### What this task involves
Leaving out every picture, quote the data below exactly as it appears.

### Data entries
★ ★ ★

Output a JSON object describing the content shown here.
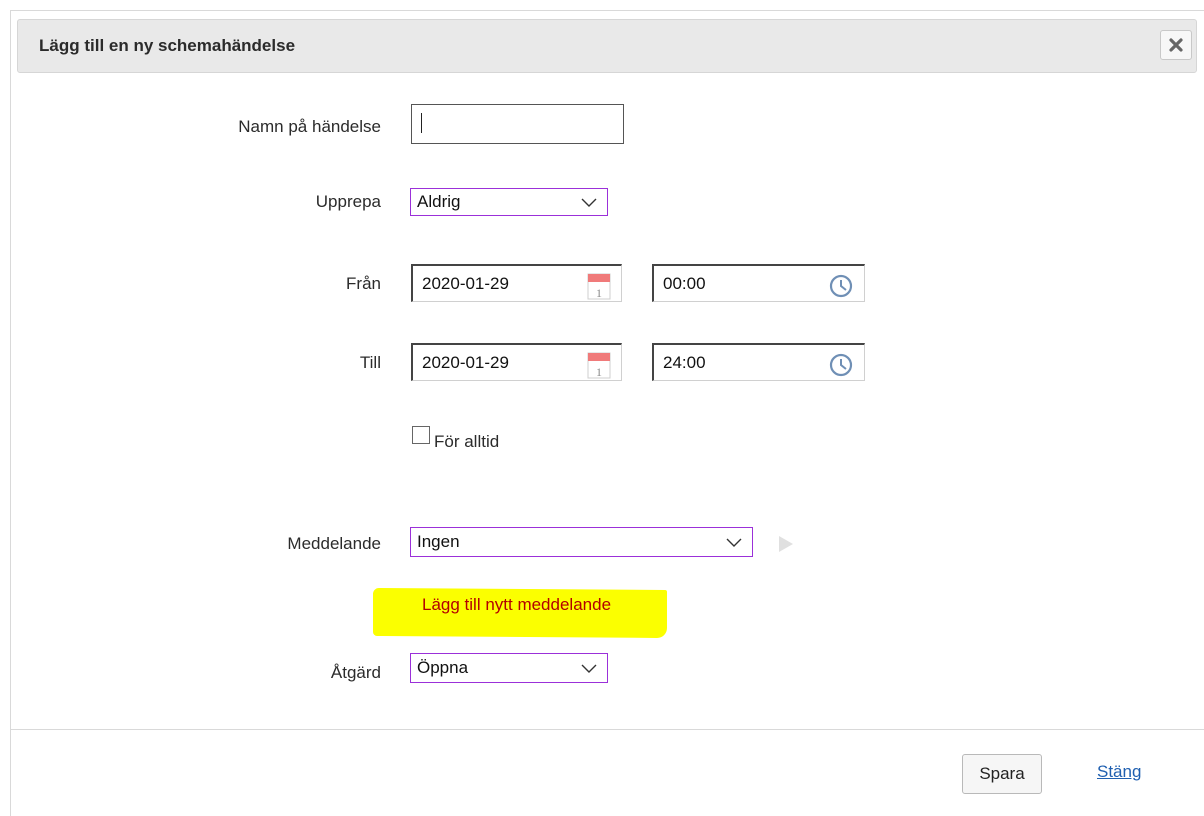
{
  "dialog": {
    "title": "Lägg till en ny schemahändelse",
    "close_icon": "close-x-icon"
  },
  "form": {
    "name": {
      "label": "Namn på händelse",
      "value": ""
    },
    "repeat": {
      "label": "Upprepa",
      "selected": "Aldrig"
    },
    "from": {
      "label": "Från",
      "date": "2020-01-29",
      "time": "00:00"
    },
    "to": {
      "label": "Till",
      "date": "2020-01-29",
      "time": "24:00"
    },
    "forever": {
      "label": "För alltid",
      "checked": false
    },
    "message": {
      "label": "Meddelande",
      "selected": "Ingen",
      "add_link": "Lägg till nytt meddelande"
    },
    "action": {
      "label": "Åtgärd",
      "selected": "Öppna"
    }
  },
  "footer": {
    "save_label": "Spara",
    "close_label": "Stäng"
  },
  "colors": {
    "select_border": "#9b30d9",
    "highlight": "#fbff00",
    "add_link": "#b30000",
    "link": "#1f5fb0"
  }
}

★ ★ ★

### Task result
Output a JSON object describing the content shown here.
{
  "dialog": {
    "title": "Lägg till en ny schemahändelse",
    "close_icon": "close-x-icon"
  },
  "form": {
    "name": {
      "label": "Namn på händelse",
      "value": ""
    },
    "repeat": {
      "label": "Upprepa",
      "selected": "Aldrig"
    },
    "from": {
      "label": "Från",
      "date": "2020-01-29",
      "time": "00:00"
    },
    "to": {
      "label": "Till",
      "date": "2020-01-29",
      "time": "24:00"
    },
    "forever": {
      "label": "För alltid",
      "checked": false
    },
    "message": {
      "label": "Meddelande",
      "selected": "Ingen",
      "add_link": "Lägg till nytt meddelande"
    },
    "action": {
      "label": "Åtgärd",
      "selected": "Öppna"
    }
  },
  "footer": {
    "save_label": "Spara",
    "close_label": "Stäng"
  },
  "colors": {
    "select_border": "#9b30d9",
    "highlight": "#fbff00",
    "add_link": "#b30000",
    "link": "#1f5fb0"
  }
}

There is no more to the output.